TASK BRIEF:
Transcribe the records that follow in their entirety, omitting any pictures.

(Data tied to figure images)
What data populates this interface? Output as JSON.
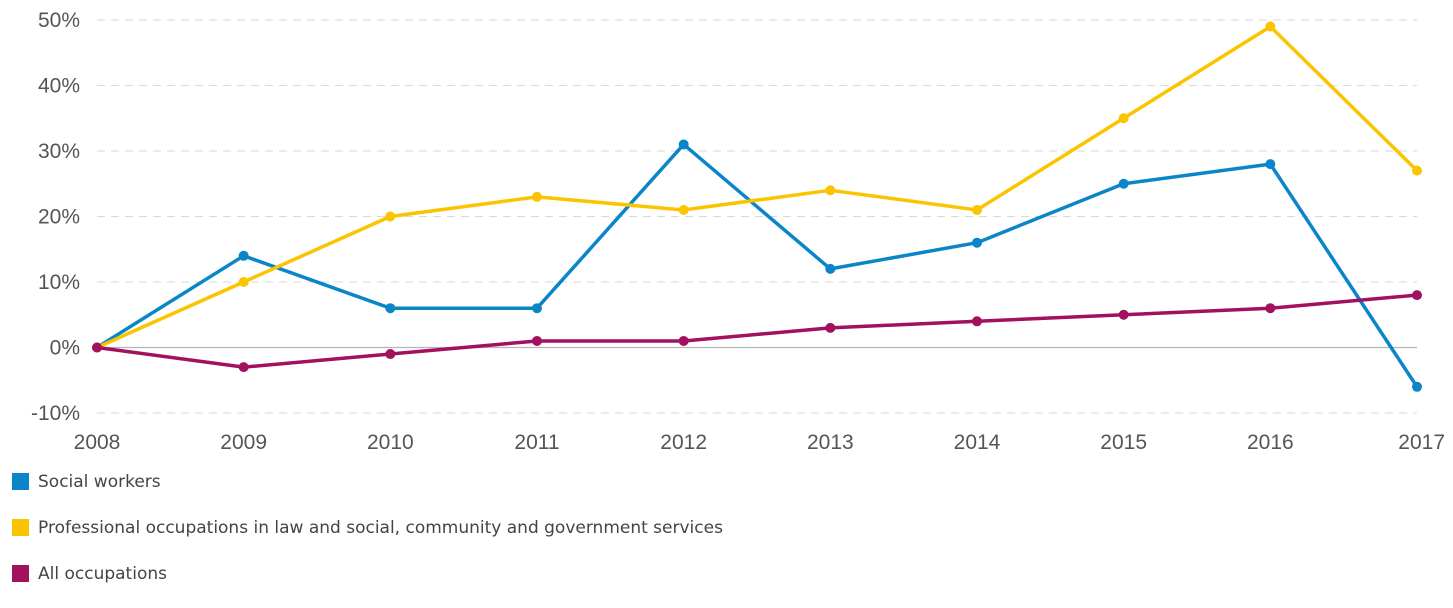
{
  "chart_data": {
    "type": "line",
    "x": [
      "2008",
      "2009",
      "2010",
      "2011",
      "2012",
      "2013",
      "2014",
      "2015",
      "2016",
      "2017"
    ],
    "ylim": [
      -10,
      50
    ],
    "yticks": [
      "-10%",
      "0%",
      "10%",
      "20%",
      "30%",
      "40%",
      "50%"
    ],
    "ytick_values": [
      -10,
      0,
      10,
      20,
      30,
      40,
      50
    ],
    "grid": true,
    "legend_placement": "bottom-left",
    "series": [
      {
        "name": "Social workers",
        "color": "#0a86c8",
        "values": [
          0,
          14,
          6,
          6,
          31,
          12,
          16,
          25,
          28,
          -6
        ]
      },
      {
        "name": "Professional occupations in law and social, community and government services",
        "color": "#fbc400",
        "values": [
          0,
          10,
          20,
          23,
          21,
          24,
          21,
          35,
          49,
          27
        ]
      },
      {
        "name": "All occupations",
        "color": "#a1115e",
        "values": [
          0,
          -3,
          -1,
          1,
          1,
          3,
          4,
          5,
          6,
          8
        ]
      }
    ]
  }
}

ANSWER FOR THIS EXERCISE:
What data populates this interface? Output as JSON.
{
  "chart_data": {
    "type": "line",
    "x": [
      "2008",
      "2009",
      "2010",
      "2011",
      "2012",
      "2013",
      "2014",
      "2015",
      "2016",
      "2017"
    ],
    "ylim": [
      -10,
      50
    ],
    "yticks": [
      "-10%",
      "0%",
      "10%",
      "20%",
      "30%",
      "40%",
      "50%"
    ],
    "ytick_values": [
      -10,
      0,
      10,
      20,
      30,
      40,
      50
    ],
    "grid": true,
    "legend_placement": "bottom-left",
    "series": [
      {
        "name": "Social workers",
        "color": "#0a86c8",
        "values": [
          0,
          14,
          6,
          6,
          31,
          12,
          16,
          25,
          28,
          -6
        ]
      },
      {
        "name": "Professional occupations in law and social, community and government services",
        "color": "#fbc400",
        "values": [
          0,
          10,
          20,
          23,
          21,
          24,
          21,
          35,
          49,
          27
        ]
      },
      {
        "name": "All occupations",
        "color": "#a1115e",
        "values": [
          0,
          -3,
          -1,
          1,
          1,
          3,
          4,
          5,
          6,
          8
        ]
      }
    ]
  }
}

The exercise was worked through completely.